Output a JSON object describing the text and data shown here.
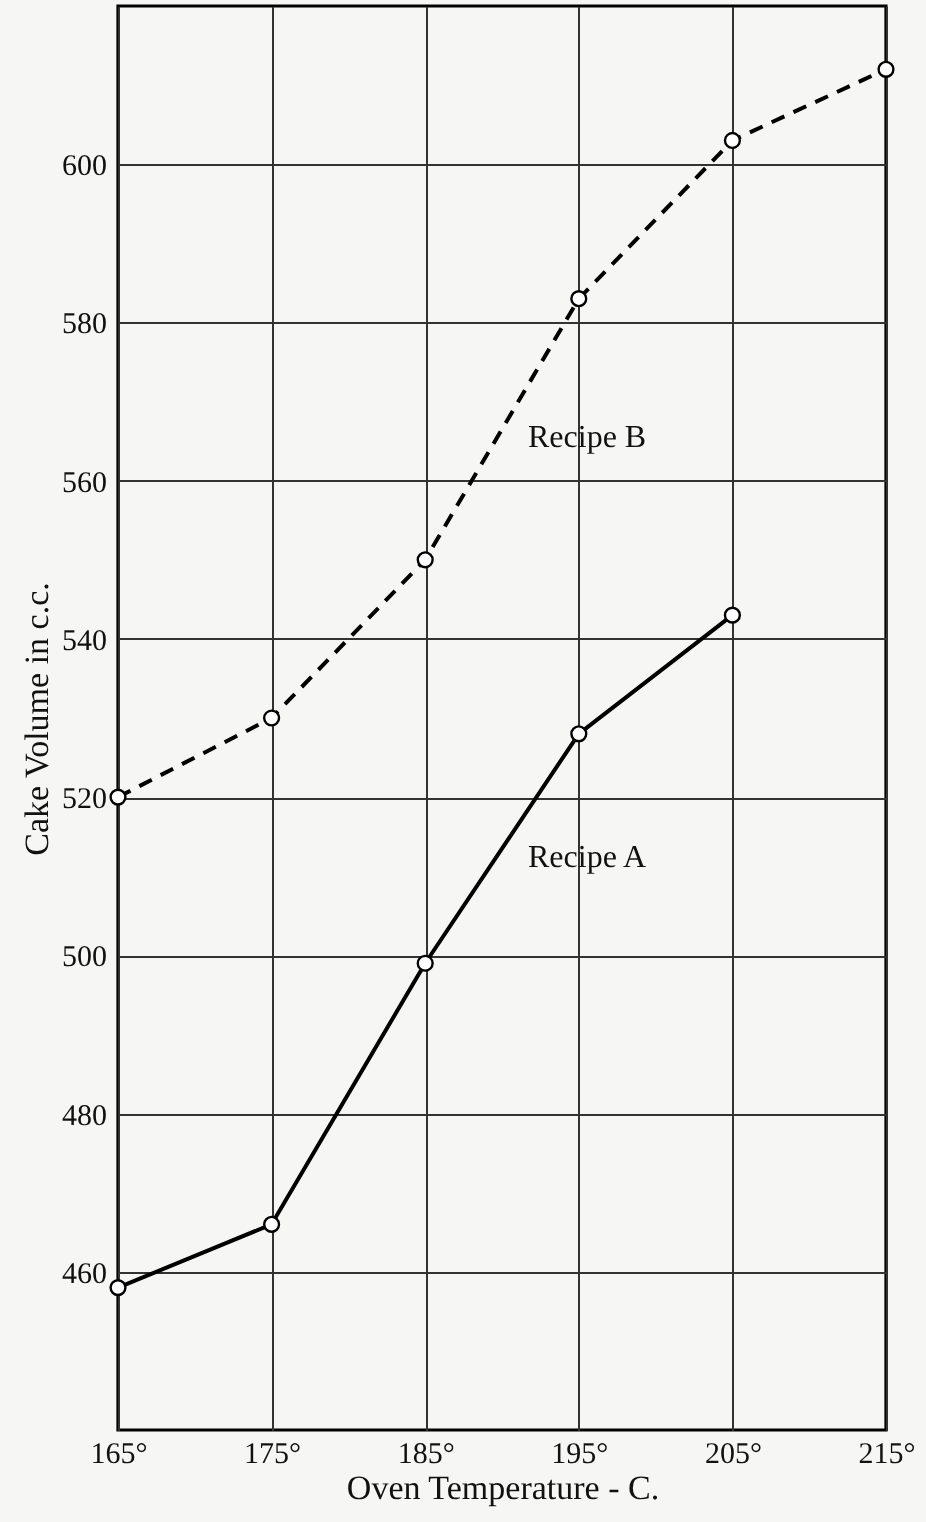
{
  "chart_data": {
    "type": "line",
    "xlabel": "Oven Temperature - C.",
    "ylabel": "Cake Volume in c.c.",
    "series": [
      {
        "name": "Recipe A",
        "color": "#000000",
        "line_style": "solid",
        "x": [
          165,
          175,
          185,
          195,
          205
        ],
        "values": [
          458,
          466,
          499,
          528,
          543
        ]
      },
      {
        "name": "Recipe B",
        "color": "#000000",
        "line_style": "dashed",
        "x": [
          165,
          175,
          185,
          195,
          205,
          215
        ],
        "values": [
          520,
          530,
          550,
          583,
          603,
          612
        ]
      }
    ],
    "xlim": [
      165,
      215
    ],
    "xticks": [
      {
        "value": 165,
        "label": "165°"
      },
      {
        "value": 175,
        "label": "175°"
      },
      {
        "value": 185,
        "label": "185°"
      },
      {
        "value": 195,
        "label": "195°"
      },
      {
        "value": 205,
        "label": "205°"
      },
      {
        "value": 215,
        "label": "215°"
      }
    ],
    "ylim": [
      440,
      620
    ],
    "yticks": [
      460,
      480,
      500,
      520,
      540,
      560,
      580,
      600
    ],
    "grid": true,
    "marker": "circle",
    "legend": false
  }
}
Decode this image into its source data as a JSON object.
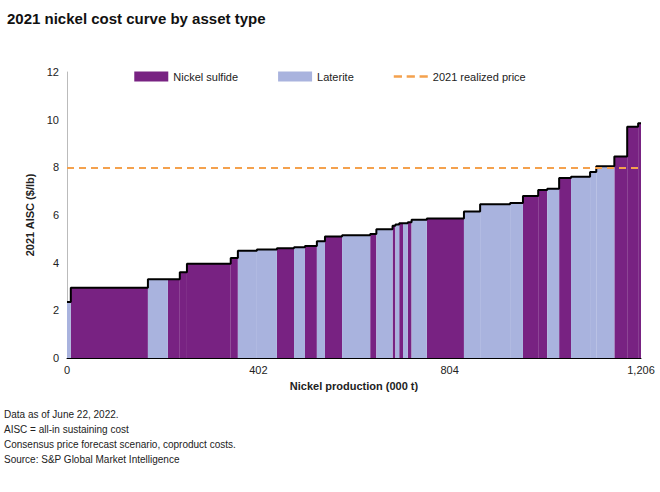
+++++
Copy all lines from the material that contain "object".

§ RESPONSE BELOW:
Output a JSON object describing the text and data shown here.
Decode this image into its source data as a JSON object.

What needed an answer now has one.